» **Required work**: Print, exactly as given, each line of the data from the line containing "OCR this image." up to and including its last line.

» **Entries provided**:
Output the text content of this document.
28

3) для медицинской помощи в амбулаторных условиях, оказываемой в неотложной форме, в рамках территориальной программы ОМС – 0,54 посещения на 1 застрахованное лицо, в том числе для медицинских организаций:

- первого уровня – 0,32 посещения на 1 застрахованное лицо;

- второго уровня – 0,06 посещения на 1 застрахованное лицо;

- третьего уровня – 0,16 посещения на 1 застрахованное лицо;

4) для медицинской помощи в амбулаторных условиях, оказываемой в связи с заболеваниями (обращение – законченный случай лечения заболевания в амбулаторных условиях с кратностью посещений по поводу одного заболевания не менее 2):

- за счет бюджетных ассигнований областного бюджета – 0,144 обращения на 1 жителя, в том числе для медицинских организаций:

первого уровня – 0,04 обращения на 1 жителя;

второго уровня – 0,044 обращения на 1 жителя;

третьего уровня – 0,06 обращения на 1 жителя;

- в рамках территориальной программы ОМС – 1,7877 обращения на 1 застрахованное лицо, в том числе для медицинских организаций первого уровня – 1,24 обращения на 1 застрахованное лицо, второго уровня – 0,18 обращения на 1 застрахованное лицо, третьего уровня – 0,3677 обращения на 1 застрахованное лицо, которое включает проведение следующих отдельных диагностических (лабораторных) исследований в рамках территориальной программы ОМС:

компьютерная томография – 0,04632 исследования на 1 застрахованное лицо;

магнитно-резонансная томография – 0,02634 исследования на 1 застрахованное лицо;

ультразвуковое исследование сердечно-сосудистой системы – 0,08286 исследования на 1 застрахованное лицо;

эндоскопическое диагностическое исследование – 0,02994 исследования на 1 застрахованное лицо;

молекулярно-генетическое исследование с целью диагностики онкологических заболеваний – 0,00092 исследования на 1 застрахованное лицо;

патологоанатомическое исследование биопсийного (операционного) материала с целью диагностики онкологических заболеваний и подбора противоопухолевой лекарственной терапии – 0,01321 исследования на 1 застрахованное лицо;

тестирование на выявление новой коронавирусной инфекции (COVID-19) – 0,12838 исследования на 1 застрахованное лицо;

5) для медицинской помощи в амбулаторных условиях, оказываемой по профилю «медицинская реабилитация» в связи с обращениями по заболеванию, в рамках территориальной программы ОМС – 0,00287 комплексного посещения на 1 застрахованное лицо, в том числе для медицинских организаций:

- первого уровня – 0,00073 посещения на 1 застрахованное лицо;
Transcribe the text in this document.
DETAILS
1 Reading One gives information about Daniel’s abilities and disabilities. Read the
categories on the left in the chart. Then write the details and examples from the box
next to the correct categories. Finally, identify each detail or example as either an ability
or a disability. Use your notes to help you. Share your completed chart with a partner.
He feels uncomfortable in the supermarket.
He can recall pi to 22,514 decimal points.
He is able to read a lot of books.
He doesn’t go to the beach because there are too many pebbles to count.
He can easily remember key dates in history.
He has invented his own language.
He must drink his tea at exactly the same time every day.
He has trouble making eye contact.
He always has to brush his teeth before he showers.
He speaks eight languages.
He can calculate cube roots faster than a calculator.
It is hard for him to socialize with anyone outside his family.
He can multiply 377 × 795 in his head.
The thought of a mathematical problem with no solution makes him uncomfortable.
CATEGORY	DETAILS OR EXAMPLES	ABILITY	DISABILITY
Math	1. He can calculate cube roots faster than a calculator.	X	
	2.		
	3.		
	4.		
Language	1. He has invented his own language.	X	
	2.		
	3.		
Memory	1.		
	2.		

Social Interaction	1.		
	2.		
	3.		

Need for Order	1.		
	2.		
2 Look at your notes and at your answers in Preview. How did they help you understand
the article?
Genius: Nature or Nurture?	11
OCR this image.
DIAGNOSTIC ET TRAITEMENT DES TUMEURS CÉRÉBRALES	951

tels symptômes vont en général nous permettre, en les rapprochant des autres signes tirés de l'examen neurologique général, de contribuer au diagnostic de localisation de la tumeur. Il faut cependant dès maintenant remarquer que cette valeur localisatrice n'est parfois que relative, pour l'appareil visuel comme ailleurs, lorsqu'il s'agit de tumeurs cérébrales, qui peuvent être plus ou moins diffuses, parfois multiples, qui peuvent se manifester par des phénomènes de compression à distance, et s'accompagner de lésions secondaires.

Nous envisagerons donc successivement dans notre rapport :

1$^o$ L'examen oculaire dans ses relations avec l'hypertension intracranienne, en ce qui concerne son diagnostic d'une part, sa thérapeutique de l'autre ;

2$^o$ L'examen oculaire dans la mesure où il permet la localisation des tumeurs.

» **Output of the task**:
OCR this image.
DIAGNOSTIC ET TRAITEMENT DES TUMEURS CÉRÉBRALES	951

tels symptômes vont en général nous permettre, en les rapprochant des autres signes tirés de l'examen neurologique général, de contribuer au diagnostic de localisation de la tumeur. Il faut cependant dès maintenant remarquer que cette valeur localisatrice n'est parfois que relative, pour l'appareil visuel comme ailleurs, lorsqu'il s'agit de tumeurs cérébrales, qui peuvent être plus ou moins diffuses, parfois multiples, qui peuvent se manifester par des phénomènes de compression à distance, et s'accompagner de lésions secondaires.

Nous envisagerons donc successivement dans notre rapport :

1$^o$ L'examen oculaire dans ses relations avec l'hypertension intracranienne, en ce qui concerne son diagnostic d'une part, sa thérapeutique de l'autre ;

2$^o$ L'examen oculaire dans la mesure où il permet la localisation des tumeurs.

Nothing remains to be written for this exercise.